_Objective_
Quote, without change, all of the lines that follow.

───── Provided records

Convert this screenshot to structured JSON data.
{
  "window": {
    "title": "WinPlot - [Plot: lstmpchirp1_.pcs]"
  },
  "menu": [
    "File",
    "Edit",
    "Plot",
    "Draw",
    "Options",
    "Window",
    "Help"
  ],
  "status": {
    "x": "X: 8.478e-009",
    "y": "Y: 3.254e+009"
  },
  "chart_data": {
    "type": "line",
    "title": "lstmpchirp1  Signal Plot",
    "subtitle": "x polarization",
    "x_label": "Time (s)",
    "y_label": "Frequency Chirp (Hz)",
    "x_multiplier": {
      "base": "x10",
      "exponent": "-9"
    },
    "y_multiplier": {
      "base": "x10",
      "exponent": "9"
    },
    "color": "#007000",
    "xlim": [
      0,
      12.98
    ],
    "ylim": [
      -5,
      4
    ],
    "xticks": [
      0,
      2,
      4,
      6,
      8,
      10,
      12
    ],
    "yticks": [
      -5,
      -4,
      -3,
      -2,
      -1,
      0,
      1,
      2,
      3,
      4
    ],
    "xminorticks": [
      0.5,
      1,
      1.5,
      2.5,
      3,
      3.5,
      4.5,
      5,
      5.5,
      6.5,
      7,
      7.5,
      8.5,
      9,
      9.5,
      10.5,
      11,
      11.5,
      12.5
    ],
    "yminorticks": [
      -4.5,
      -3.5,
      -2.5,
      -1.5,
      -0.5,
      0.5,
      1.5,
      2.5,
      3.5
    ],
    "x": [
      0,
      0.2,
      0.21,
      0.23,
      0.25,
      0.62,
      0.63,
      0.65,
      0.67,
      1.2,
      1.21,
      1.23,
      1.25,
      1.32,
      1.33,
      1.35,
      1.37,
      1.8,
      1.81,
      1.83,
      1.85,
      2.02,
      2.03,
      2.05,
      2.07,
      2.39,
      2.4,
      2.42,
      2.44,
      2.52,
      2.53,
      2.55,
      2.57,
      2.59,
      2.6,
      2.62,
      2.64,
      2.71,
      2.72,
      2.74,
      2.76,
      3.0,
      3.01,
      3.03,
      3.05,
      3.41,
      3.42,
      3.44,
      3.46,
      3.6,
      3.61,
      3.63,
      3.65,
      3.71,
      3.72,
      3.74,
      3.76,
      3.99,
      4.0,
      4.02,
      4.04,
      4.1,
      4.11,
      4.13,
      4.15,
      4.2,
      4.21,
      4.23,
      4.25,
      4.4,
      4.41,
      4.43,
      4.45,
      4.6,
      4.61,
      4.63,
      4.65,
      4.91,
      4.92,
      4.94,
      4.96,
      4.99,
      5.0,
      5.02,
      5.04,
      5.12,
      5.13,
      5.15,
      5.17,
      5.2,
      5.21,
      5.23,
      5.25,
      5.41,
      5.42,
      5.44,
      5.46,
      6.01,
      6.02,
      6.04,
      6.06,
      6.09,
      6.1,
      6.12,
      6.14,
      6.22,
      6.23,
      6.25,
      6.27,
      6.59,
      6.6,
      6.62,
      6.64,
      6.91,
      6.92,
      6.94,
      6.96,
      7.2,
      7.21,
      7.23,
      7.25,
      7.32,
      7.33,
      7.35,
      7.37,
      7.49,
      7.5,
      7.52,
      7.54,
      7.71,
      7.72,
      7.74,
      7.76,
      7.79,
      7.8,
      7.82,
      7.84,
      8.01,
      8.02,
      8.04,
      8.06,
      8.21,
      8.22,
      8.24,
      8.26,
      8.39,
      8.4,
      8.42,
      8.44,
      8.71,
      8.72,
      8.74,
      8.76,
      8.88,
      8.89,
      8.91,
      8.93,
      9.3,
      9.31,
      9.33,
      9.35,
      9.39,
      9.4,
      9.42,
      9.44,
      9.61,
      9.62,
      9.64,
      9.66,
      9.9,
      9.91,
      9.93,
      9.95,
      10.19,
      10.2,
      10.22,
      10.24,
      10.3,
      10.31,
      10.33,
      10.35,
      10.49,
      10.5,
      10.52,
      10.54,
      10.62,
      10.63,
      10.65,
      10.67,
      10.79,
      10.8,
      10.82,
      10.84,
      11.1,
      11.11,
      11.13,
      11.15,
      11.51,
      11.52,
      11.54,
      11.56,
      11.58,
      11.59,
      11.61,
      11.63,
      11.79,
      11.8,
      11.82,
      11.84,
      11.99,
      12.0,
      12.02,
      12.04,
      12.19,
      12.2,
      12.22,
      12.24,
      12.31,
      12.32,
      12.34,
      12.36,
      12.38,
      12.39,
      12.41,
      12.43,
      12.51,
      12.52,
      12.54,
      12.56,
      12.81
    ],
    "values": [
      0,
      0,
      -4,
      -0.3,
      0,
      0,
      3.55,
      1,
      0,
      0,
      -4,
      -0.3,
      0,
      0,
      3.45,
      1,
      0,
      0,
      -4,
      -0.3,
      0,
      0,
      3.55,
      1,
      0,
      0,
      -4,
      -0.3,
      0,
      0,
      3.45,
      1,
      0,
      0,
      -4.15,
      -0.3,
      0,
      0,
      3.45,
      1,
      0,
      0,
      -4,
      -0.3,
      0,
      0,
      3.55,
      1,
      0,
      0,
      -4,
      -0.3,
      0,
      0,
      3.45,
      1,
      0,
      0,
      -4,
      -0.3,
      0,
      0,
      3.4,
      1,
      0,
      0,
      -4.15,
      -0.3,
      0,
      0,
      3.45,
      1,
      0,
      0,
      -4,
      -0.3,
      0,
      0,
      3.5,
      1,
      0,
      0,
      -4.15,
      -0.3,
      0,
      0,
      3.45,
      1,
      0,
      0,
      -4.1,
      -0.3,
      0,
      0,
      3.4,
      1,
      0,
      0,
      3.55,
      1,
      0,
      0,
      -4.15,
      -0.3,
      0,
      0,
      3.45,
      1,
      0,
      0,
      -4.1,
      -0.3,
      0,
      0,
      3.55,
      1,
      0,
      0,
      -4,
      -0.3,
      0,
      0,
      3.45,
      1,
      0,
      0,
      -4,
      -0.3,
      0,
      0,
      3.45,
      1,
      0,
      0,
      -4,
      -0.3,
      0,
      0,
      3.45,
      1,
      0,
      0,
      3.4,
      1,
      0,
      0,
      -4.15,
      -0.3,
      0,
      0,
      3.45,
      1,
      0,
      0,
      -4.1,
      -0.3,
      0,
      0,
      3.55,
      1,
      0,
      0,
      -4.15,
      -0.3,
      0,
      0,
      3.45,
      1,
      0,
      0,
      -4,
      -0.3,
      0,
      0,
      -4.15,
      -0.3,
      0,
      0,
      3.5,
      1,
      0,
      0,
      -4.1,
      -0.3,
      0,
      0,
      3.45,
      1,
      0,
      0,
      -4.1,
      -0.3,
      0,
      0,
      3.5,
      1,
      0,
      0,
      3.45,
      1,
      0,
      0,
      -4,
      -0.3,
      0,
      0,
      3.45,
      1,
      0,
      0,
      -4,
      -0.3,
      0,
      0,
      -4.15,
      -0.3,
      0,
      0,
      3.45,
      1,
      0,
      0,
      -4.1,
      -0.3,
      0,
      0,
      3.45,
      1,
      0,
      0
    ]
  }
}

──────────

_Reply_
Convert this screenshot to structured JSON data.
{
  "window": {
    "title": "WinPlot - [Plot: lstmpchirp1_.pcs]"
  },
  "menu": [
    "File",
    "Edit",
    "Plot",
    "Draw",
    "Options",
    "Window",
    "Help"
  ],
  "status": {
    "x": "X: 8.478e-009",
    "y": "Y: 3.254e+009"
  },
  "chart_data": {
    "type": "line",
    "title": "lstmpchirp1  Signal Plot",
    "subtitle": "x polarization",
    "x_label": "Time (s)",
    "y_label": "Frequency Chirp (Hz)",
    "x_multiplier": {
      "base": "x10",
      "exponent": "-9"
    },
    "y_multiplier": {
      "base": "x10",
      "exponent": "9"
    },
    "color": "#007000",
    "xlim": [
      0,
      12.98
    ],
    "ylim": [
      -5,
      4
    ],
    "xticks": [
      0,
      2,
      4,
      6,
      8,
      10,
      12
    ],
    "yticks": [
      -5,
      -4,
      -3,
      -2,
      -1,
      0,
      1,
      2,
      3,
      4
    ],
    "xminorticks": [
      0.5,
      1,
      1.5,
      2.5,
      3,
      3.5,
      4.5,
      5,
      5.5,
      6.5,
      7,
      7.5,
      8.5,
      9,
      9.5,
      10.5,
      11,
      11.5,
      12.5
    ],
    "yminorticks": [
      -4.5,
      -3.5,
      -2.5,
      -1.5,
      -0.5,
      0.5,
      1.5,
      2.5,
      3.5
    ],
    "x": [
      0,
      0.2,
      0.21,
      0.23,
      0.25,
      0.62,
      0.63,
      0.65,
      0.67,
      1.2,
      1.21,
      1.23,
      1.25,
      1.32,
      1.33,
      1.35,
      1.37,
      1.8,
      1.81,
      1.83,
      1.85,
      2.02,
      2.03,
      2.05,
      2.07,
      2.39,
      2.4,
      2.42,
      2.44,
      2.52,
      2.53,
      2.55,
      2.57,
      2.59,
      2.6,
      2.62,
      2.64,
      2.71,
      2.72,
      2.74,
      2.76,
      3.0,
      3.01,
      3.03,
      3.05,
      3.41,
      3.42,
      3.44,
      3.46,
      3.6,
      3.61,
      3.63,
      3.65,
      3.71,
      3.72,
      3.74,
      3.76,
      3.99,
      4.0,
      4.02,
      4.04,
      4.1,
      4.11,
      4.13,
      4.15,
      4.2,
      4.21,
      4.23,
      4.25,
      4.4,
      4.41,
      4.43,
      4.45,
      4.6,
      4.61,
      4.63,
      4.65,
      4.91,
      4.92,
      4.94,
      4.96,
      4.99,
      5.0,
      5.02,
      5.04,
      5.12,
      5.13,
      5.15,
      5.17,
      5.2,
      5.21,
      5.23,
      5.25,
      5.41,
      5.42,
      5.44,
      5.46,
      6.01,
      6.02,
      6.04,
      6.06,
      6.09,
      6.1,
      6.12,
      6.14,
      6.22,
      6.23,
      6.25,
      6.27,
      6.59,
      6.6,
      6.62,
      6.64,
      6.91,
      6.92,
      6.94,
      6.96,
      7.2,
      7.21,
      7.23,
      7.25,
      7.32,
      7.33,
      7.35,
      7.37,
      7.49,
      7.5,
      7.52,
      7.54,
      7.71,
      7.72,
      7.74,
      7.76,
      7.79,
      7.8,
      7.82,
      7.84,
      8.01,
      8.02,
      8.04,
      8.06,
      8.21,
      8.22,
      8.24,
      8.26,
      8.39,
      8.4,
      8.42,
      8.44,
      8.71,
      8.72,
      8.74,
      8.76,
      8.88,
      8.89,
      8.91,
      8.93,
      9.3,
      9.31,
      9.33,
      9.35,
      9.39,
      9.4,
      9.42,
      9.44,
      9.61,
      9.62,
      9.64,
      9.66,
      9.9,
      9.91,
      9.93,
      9.95,
      10.19,
      10.2,
      10.22,
      10.24,
      10.3,
      10.31,
      10.33,
      10.35,
      10.49,
      10.5,
      10.52,
      10.54,
      10.62,
      10.63,
      10.65,
      10.67,
      10.79,
      10.8,
      10.82,
      10.84,
      11.1,
      11.11,
      11.13,
      11.15,
      11.51,
      11.52,
      11.54,
      11.56,
      11.58,
      11.59,
      11.61,
      11.63,
      11.79,
      11.8,
      11.82,
      11.84,
      11.99,
      12.0,
      12.02,
      12.04,
      12.19,
      12.2,
      12.22,
      12.24,
      12.31,
      12.32,
      12.34,
      12.36,
      12.38,
      12.39,
      12.41,
      12.43,
      12.51,
      12.52,
      12.54,
      12.56,
      12.81
    ],
    "values": [
      0,
      0,
      -4,
      -0.3,
      0,
      0,
      3.55,
      1,
      0,
      0,
      -4,
      -0.3,
      0,
      0,
      3.45,
      1,
      0,
      0,
      -4,
      -0.3,
      0,
      0,
      3.55,
      1,
      0,
      0,
      -4,
      -0.3,
      0,
      0,
      3.45,
      1,
      0,
      0,
      -4.15,
      -0.3,
      0,
      0,
      3.45,
      1,
      0,
      0,
      -4,
      -0.3,
      0,
      0,
      3.55,
      1,
      0,
      0,
      -4,
      -0.3,
      0,
      0,
      3.45,
      1,
      0,
      0,
      -4,
      -0.3,
      0,
      0,
      3.4,
      1,
      0,
      0,
      -4.15,
      -0.3,
      0,
      0,
      3.45,
      1,
      0,
      0,
      -4,
      -0.3,
      0,
      0,
      3.5,
      1,
      0,
      0,
      -4.15,
      -0.3,
      0,
      0,
      3.45,
      1,
      0,
      0,
      -4.1,
      -0.3,
      0,
      0,
      3.4,
      1,
      0,
      0,
      3.55,
      1,
      0,
      0,
      -4.15,
      -0.3,
      0,
      0,
      3.45,
      1,
      0,
      0,
      -4.1,
      -0.3,
      0,
      0,
      3.55,
      1,
      0,
      0,
      -4,
      -0.3,
      0,
      0,
      3.45,
      1,
      0,
      0,
      -4,
      -0.3,
      0,
      0,
      3.45,
      1,
      0,
      0,
      -4,
      -0.3,
      0,
      0,
      3.45,
      1,
      0,
      0,
      3.4,
      1,
      0,
      0,
      -4.15,
      -0.3,
      0,
      0,
      3.45,
      1,
      0,
      0,
      -4.1,
      -0.3,
      0,
      0,
      3.55,
      1,
      0,
      0,
      -4.15,
      -0.3,
      0,
      0,
      3.45,
      1,
      0,
      0,
      -4,
      -0.3,
      0,
      0,
      -4.15,
      -0.3,
      0,
      0,
      3.5,
      1,
      0,
      0,
      -4.1,
      -0.3,
      0,
      0,
      3.45,
      1,
      0,
      0,
      -4.1,
      -0.3,
      0,
      0,
      3.5,
      1,
      0,
      0,
      3.45,
      1,
      0,
      0,
      -4,
      -0.3,
      0,
      0,
      3.45,
      1,
      0,
      0,
      -4,
      -0.3,
      0,
      0,
      -4.15,
      -0.3,
      0,
      0,
      3.45,
      1,
      0,
      0,
      -4.1,
      -0.3,
      0,
      0,
      3.45,
      1,
      0,
      0
    ]
  }
}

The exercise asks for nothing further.